◆ Problem to solve ◆
Your task is to output the data exactly as it stands.

◆ Excerpted data ◆
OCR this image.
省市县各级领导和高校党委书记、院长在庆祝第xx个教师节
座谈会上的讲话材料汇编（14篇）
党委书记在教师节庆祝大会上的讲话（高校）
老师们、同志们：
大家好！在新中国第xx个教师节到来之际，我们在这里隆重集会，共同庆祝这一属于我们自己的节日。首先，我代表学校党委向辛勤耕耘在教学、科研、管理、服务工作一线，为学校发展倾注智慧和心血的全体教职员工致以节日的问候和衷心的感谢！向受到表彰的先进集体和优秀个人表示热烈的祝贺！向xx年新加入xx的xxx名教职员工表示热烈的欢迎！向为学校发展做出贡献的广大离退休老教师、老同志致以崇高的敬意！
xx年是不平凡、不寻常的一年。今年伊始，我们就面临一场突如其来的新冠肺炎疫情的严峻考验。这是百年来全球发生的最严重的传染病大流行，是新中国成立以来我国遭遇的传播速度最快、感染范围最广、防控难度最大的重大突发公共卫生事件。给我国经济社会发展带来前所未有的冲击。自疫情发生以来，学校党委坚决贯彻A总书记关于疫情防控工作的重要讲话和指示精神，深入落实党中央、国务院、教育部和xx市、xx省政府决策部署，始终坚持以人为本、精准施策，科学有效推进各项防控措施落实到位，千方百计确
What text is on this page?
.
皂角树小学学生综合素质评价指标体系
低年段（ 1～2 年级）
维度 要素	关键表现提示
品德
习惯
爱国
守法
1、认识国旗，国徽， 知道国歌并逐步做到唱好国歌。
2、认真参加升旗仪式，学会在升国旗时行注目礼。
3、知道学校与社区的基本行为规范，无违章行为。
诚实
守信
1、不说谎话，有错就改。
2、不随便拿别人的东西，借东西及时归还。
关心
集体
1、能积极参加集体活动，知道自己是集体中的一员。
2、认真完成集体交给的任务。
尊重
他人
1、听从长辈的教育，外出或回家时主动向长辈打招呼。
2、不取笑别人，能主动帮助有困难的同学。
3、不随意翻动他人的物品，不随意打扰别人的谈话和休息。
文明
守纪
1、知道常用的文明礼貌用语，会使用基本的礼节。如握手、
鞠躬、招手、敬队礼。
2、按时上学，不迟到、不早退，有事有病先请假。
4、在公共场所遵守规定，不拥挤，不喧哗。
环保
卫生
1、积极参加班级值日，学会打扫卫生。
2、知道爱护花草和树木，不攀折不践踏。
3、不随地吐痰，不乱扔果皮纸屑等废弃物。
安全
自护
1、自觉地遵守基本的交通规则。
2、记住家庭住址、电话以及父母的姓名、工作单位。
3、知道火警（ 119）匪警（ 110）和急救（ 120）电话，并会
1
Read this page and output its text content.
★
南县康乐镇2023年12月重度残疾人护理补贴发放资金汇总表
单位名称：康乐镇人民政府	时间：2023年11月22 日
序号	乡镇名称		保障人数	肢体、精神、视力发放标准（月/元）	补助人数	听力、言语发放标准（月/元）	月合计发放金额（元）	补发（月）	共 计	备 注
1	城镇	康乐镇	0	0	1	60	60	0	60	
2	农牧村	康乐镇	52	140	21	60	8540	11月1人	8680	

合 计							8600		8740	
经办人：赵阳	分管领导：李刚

◆ Solution for this task ◆
OCR this image.
省市县各级领导和高校党委书记、院长在庆祝第xx个教师节
座谈会上的讲话材料汇编（14篇）
党委书记在教师节庆祝大会上的讲话（高校）
老师们、同志们：
大家好！在新中国第xx个教师节到来之际，我们在这里隆重集会，共同庆祝这一属于我们自己的节日。首先，我代表学校党委向辛勤耕耘在教学、科研、管理、服务工作一线，为学校发展倾注智慧和心血的全体教职员工致以节日的问候和衷心的感谢！向受到表彰的先进集体和优秀个人表示热烈的祝贺！向xx年新加入xx的xxx名教职员工表示热烈的欢迎！向为学校发展做出贡献的广大离退休老教师、老同志致以崇高的敬意！
xx年是不平凡、不寻常的一年。今年伊始，我们就面临一场突如其来的新冠肺炎疫情的严峻考验。这是百年来全球发生的最严重的传染病大流行，是新中国成立以来我国遭遇的传播速度最快、感染范围最广、防控难度最大的重大突发公共卫生事件。给我国经济社会发展带来前所未有的冲击。自疫情发生以来，学校党委坚决贯彻A总书记关于疫情防控工作的重要讲话和指示精神，深入落实党中央、国务院、教育部和xx市、xx省政府决策部署，始终坚持以人为本、精准施策，科学有效推进各项防控措施落实到位，千方百计确
What text is on this page?
.
皂角树小学学生综合素质评价指标体系
低年段（ 1～2 年级）
维度 要素	关键表现提示
品德
习惯
爱国
守法
1、认识国旗，国徽， 知道国歌并逐步做到唱好国歌。
2、认真参加升旗仪式，学会在升国旗时行注目礼。
3、知道学校与社区的基本行为规范，无违章行为。
诚实
守信
1、不说谎话，有错就改。
2、不随便拿别人的东西，借东西及时归还。
关心
集体
1、能积极参加集体活动，知道自己是集体中的一员。
2、认真完成集体交给的任务。
尊重
他人
1、听从长辈的教育，外出或回家时主动向长辈打招呼。
2、不取笑别人，能主动帮助有困难的同学。
3、不随意翻动他人的物品，不随意打扰别人的谈话和休息。
文明
守纪
1、知道常用的文明礼貌用语，会使用基本的礼节。如握手、
鞠躬、招手、敬队礼。
2、按时上学，不迟到、不早退，有事有病先请假。
4、在公共场所遵守规定，不拥挤，不喧哗。
环保
卫生
1、积极参加班级值日，学会打扫卫生。
2、知道爱护花草和树木，不攀折不践踏。
3、不随地吐痰，不乱扔果皮纸屑等废弃物。
安全
自护
1、自觉地遵守基本的交通规则。
2、记住家庭住址、电话以及父母的姓名、工作单位。
3、知道火警（ 119）匪警（ 110）和急救（ 120）电话，并会
1
Read this page and output its text content.
★
南县康乐镇2023年12月重度残疾人护理补贴发放资金汇总表
单位名称：康乐镇人民政府	时间：2023年11月22 日
序号	乡镇名称		保障人数	肢体、精神、视力发放标准（月/元）	补助人数	听力、言语发放标准（月/元）	月合计发放金额（元）	补发（月）	共 计	备 注
1	城镇	康乐镇	0	0	1	60	60	0	60	
2	农牧村	康乐镇	52	140	21	60	8540	11月1人	8680	

合 计							8600		8740	
经办人：赵阳	分管领导：李刚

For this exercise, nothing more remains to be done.